EXERCISE BRIEF: Set the listing down again exactly, please, apart from its pictures.

Stored entries:
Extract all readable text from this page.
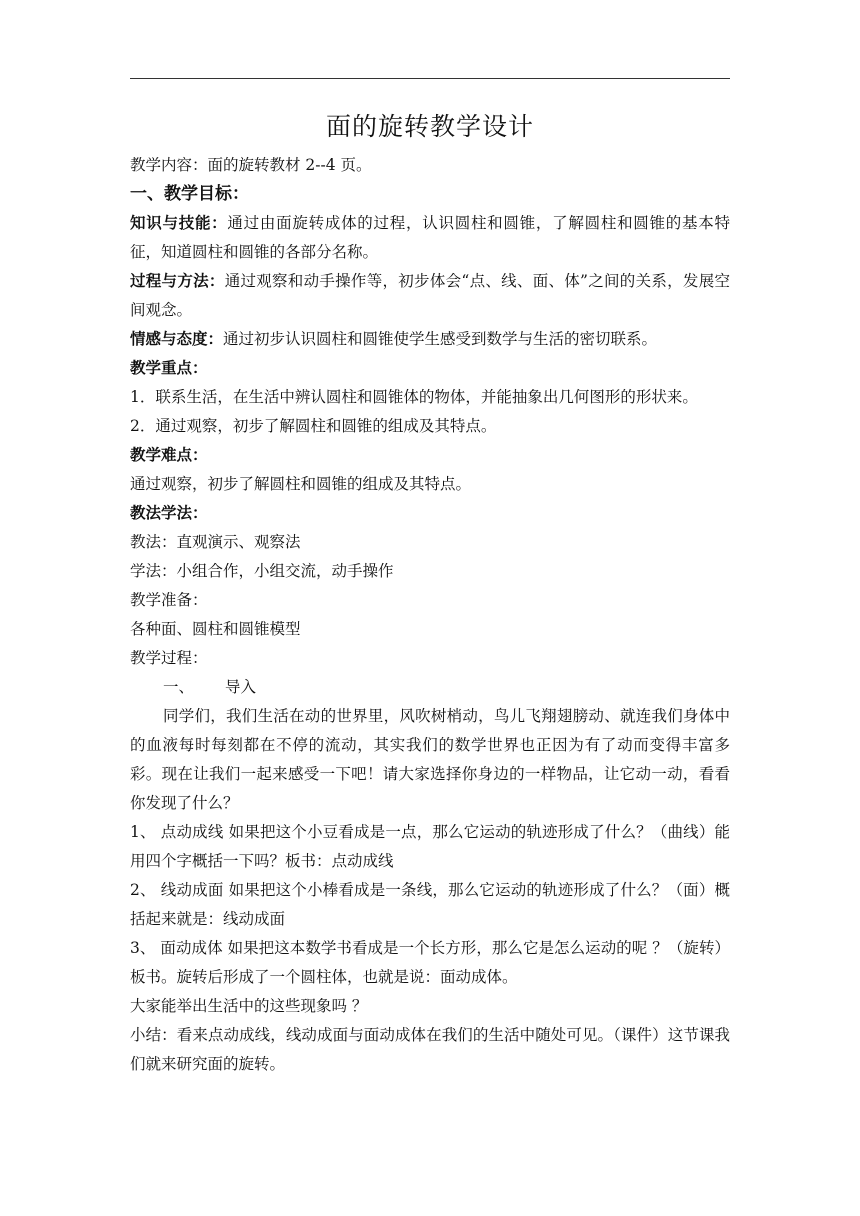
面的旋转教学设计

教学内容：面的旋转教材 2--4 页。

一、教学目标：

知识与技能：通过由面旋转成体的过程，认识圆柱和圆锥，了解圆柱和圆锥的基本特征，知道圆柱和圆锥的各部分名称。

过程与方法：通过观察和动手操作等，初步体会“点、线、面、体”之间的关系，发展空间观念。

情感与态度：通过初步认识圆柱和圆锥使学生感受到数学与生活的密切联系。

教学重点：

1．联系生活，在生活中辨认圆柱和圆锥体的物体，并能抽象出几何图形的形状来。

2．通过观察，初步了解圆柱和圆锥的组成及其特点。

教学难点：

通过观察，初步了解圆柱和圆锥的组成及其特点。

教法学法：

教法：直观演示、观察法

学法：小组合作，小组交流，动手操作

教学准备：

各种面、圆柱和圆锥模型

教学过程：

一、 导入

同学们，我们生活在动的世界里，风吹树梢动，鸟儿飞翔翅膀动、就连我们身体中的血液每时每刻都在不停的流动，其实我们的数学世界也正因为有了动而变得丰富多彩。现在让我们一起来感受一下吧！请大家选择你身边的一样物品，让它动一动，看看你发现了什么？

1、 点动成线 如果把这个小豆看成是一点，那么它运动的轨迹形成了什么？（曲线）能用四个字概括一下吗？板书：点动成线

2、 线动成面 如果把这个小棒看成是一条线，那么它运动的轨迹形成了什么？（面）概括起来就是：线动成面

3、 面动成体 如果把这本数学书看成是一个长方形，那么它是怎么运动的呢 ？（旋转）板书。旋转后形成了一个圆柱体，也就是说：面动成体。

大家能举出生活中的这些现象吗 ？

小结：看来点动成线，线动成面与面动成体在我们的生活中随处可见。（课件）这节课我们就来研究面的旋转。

REPLY TO THE TASK:
Extract all readable text from this page.
面的旋转教学设计

教学内容：面的旋转教材 2--4 页。

一、教学目标：

知识与技能：通过由面旋转成体的过程，认识圆柱和圆锥，了解圆柱和圆锥的基本特征，知道圆柱和圆锥的各部分名称。

过程与方法：通过观察和动手操作等，初步体会“点、线、面、体”之间的关系，发展空间观念。

情感与态度：通过初步认识圆柱和圆锥使学生感受到数学与生活的密切联系。

教学重点：

1．联系生活，在生活中辨认圆柱和圆锥体的物体，并能抽象出几何图形的形状来。

2．通过观察，初步了解圆柱和圆锥的组成及其特点。

教学难点：

通过观察，初步了解圆柱和圆锥的组成及其特点。

教法学法：

教法：直观演示、观察法

学法：小组合作，小组交流，动手操作

教学准备：

各种面、圆柱和圆锥模型

教学过程：

一、 导入

同学们，我们生活在动的世界里，风吹树梢动，鸟儿飞翔翅膀动、就连我们身体中的血液每时每刻都在不停的流动，其实我们的数学世界也正因为有了动而变得丰富多彩。现在让我们一起来感受一下吧！请大家选择你身边的一样物品，让它动一动，看看你发现了什么？

1、 点动成线 如果把这个小豆看成是一点，那么它运动的轨迹形成了什么？（曲线）能用四个字概括一下吗？板书：点动成线

2、 线动成面 如果把这个小棒看成是一条线，那么它运动的轨迹形成了什么？（面）概括起来就是：线动成面

3、 面动成体 如果把这本数学书看成是一个长方形，那么它是怎么运动的呢 ？（旋转）板书。旋转后形成了一个圆柱体，也就是说：面动成体。

大家能举出生活中的这些现象吗 ？

小结：看来点动成线，线动成面与面动成体在我们的生活中随处可见。（课件）这节课我们就来研究面的旋转。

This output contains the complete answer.